Dataset entries

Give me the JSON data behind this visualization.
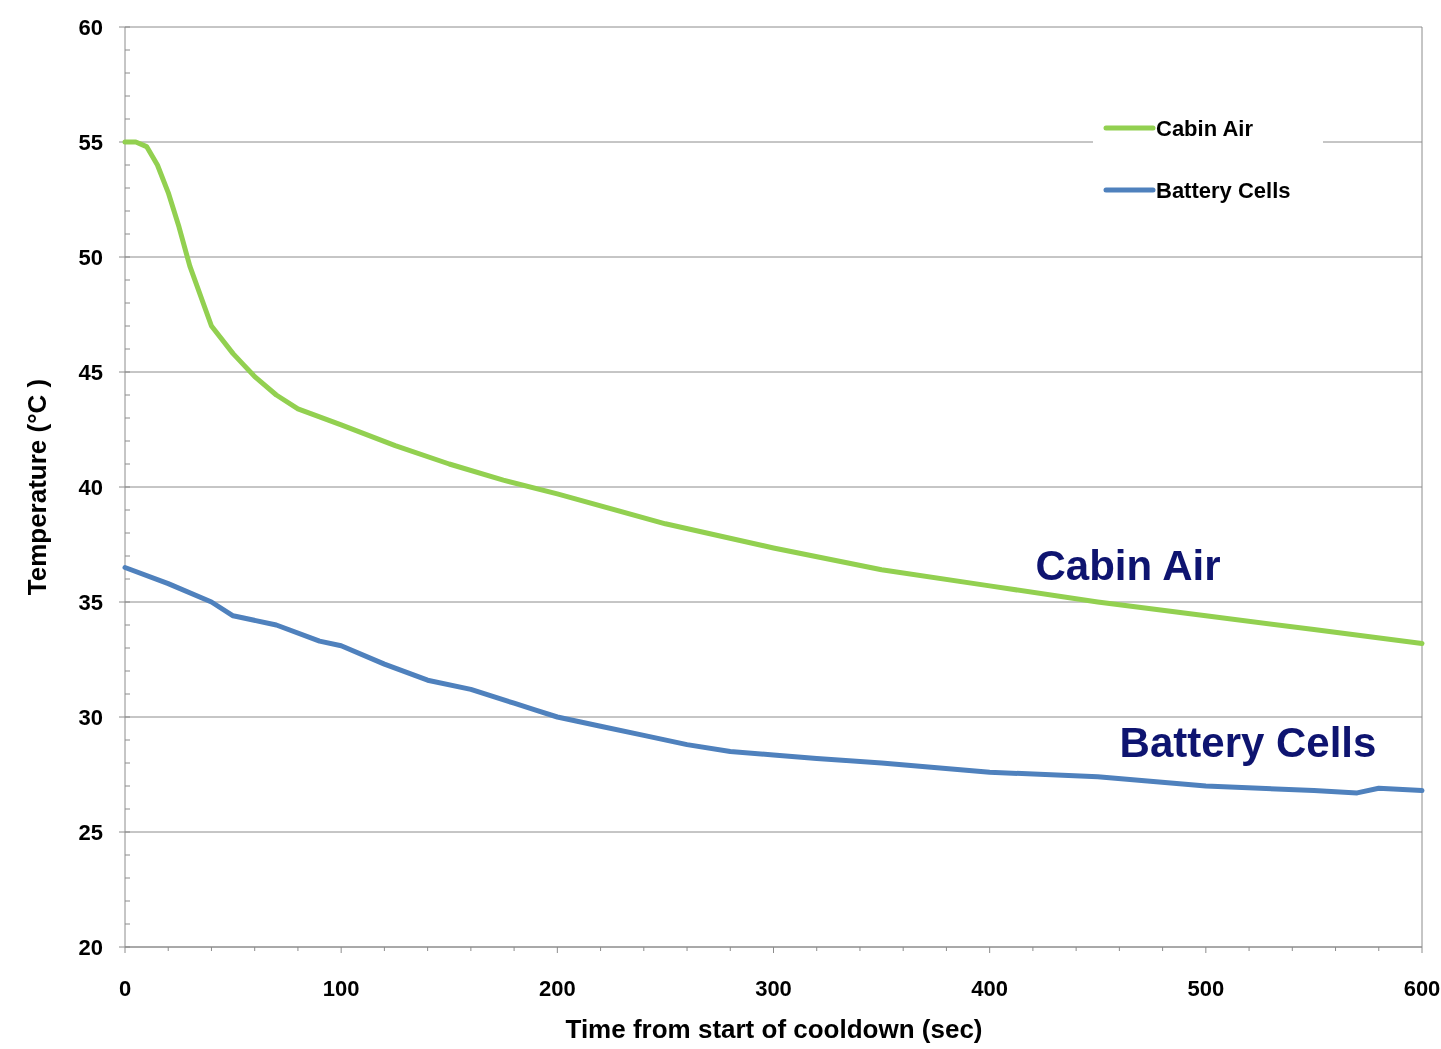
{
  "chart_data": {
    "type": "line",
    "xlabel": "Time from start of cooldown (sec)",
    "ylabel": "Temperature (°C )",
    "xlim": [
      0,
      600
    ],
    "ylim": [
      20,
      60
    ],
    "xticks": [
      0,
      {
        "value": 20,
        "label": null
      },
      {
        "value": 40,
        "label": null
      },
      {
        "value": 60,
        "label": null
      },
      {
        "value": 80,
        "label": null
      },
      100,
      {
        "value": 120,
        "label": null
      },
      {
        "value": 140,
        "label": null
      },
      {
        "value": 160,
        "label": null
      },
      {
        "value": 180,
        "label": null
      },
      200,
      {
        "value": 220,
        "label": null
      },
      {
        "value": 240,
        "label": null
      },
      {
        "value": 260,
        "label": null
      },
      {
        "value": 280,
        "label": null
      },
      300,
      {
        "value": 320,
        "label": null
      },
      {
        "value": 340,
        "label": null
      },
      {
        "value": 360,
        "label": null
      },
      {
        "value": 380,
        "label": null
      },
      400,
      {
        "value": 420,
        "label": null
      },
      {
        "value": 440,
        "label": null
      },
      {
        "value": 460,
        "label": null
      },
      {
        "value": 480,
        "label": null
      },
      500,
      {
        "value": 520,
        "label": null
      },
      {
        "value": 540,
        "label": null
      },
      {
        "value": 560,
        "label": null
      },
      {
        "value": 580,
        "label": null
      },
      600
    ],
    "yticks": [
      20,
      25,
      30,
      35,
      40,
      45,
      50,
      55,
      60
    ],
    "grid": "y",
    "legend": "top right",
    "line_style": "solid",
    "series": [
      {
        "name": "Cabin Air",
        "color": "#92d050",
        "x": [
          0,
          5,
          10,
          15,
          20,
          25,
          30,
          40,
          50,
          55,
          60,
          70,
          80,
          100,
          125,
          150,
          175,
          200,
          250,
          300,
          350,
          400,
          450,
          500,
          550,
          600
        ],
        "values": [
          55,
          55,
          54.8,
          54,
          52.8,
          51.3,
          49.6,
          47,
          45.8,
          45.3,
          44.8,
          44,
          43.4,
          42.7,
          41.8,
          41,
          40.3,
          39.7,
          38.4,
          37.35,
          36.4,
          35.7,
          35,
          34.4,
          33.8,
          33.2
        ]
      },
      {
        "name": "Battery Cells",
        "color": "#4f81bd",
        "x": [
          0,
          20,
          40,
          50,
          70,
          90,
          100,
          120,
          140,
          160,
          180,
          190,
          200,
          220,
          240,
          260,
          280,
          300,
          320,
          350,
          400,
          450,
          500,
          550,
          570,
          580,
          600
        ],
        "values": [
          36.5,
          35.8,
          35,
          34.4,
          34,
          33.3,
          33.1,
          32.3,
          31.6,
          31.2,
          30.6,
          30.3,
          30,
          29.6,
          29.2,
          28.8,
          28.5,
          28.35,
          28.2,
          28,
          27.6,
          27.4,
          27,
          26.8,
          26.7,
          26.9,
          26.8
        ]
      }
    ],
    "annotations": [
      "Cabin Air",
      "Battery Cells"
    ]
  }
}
...
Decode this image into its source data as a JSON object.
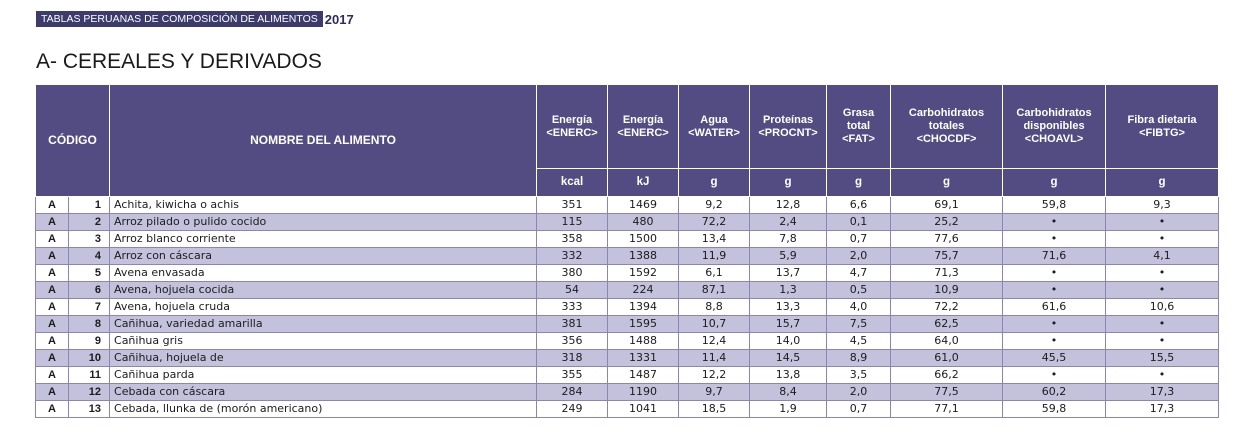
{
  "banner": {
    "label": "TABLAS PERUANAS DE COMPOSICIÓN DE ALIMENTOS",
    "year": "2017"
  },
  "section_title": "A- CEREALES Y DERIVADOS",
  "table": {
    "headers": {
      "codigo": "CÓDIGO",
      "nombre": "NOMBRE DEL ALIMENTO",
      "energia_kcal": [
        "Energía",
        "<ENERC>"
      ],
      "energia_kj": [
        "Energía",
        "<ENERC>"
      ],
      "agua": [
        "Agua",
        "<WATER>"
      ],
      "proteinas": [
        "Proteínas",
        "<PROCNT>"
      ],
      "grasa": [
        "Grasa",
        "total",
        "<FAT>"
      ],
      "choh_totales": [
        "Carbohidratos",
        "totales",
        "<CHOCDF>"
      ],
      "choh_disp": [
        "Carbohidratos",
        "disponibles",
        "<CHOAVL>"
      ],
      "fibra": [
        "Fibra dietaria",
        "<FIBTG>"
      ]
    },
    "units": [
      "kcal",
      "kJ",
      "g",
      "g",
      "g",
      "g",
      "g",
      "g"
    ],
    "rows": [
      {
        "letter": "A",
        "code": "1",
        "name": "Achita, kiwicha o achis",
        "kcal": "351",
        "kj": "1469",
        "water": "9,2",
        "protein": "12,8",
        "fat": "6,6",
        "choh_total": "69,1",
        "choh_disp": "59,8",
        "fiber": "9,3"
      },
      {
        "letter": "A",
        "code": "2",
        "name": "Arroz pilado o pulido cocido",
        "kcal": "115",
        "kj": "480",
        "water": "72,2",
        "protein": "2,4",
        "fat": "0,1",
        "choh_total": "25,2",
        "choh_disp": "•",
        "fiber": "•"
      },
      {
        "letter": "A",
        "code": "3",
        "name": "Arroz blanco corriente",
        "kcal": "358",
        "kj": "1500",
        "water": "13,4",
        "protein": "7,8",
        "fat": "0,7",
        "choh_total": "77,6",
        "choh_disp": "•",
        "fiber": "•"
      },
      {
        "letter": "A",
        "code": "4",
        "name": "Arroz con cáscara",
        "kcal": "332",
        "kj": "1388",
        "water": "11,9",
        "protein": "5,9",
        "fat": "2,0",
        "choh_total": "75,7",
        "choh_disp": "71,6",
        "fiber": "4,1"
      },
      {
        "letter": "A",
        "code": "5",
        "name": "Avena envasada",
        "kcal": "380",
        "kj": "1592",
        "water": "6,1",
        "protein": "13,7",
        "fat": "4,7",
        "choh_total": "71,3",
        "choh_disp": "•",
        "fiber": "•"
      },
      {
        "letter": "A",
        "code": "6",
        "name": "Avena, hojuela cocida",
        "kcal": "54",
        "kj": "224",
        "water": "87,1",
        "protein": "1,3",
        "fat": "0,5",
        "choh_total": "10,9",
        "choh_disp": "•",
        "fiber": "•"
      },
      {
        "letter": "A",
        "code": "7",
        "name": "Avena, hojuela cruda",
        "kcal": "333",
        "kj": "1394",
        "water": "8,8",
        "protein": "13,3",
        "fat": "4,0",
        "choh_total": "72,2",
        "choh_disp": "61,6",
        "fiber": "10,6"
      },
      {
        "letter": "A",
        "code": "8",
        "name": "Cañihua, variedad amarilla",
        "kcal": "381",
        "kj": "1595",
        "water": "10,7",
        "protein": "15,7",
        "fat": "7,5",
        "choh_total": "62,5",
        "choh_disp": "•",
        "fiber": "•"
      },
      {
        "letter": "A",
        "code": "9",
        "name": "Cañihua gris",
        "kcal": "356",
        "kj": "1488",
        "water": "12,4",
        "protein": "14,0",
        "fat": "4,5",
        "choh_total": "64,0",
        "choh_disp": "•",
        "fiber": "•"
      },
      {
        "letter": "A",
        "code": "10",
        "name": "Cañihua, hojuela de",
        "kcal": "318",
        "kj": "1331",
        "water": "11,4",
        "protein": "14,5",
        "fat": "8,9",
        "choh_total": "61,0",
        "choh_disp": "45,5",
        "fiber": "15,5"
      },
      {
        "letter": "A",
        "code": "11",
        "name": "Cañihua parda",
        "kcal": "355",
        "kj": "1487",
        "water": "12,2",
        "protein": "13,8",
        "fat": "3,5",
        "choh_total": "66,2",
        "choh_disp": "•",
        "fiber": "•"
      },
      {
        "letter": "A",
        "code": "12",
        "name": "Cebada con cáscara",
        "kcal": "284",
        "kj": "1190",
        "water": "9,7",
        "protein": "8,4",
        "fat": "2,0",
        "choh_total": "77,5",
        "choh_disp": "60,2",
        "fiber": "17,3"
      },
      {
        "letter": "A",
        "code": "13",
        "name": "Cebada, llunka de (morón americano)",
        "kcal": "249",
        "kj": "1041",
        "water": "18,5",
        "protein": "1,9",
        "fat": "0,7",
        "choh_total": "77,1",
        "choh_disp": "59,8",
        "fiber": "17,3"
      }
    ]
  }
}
==
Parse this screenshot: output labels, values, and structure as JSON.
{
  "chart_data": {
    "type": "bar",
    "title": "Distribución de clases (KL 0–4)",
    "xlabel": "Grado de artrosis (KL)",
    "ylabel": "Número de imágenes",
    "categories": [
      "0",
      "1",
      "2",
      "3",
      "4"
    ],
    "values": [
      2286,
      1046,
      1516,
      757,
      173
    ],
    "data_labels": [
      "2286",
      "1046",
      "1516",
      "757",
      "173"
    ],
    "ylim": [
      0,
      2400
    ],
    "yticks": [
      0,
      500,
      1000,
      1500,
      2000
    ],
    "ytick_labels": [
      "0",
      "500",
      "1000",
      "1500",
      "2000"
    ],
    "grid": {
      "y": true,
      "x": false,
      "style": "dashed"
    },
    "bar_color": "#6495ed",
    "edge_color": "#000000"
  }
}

**Work to be completed:**
Copy from the entries above each line in which the string "values" can be found.

**Output of the exercise:**
        "values": [
        "values": [
Parse this screenshot: output labels, values, and structure as JSON.
    "values": [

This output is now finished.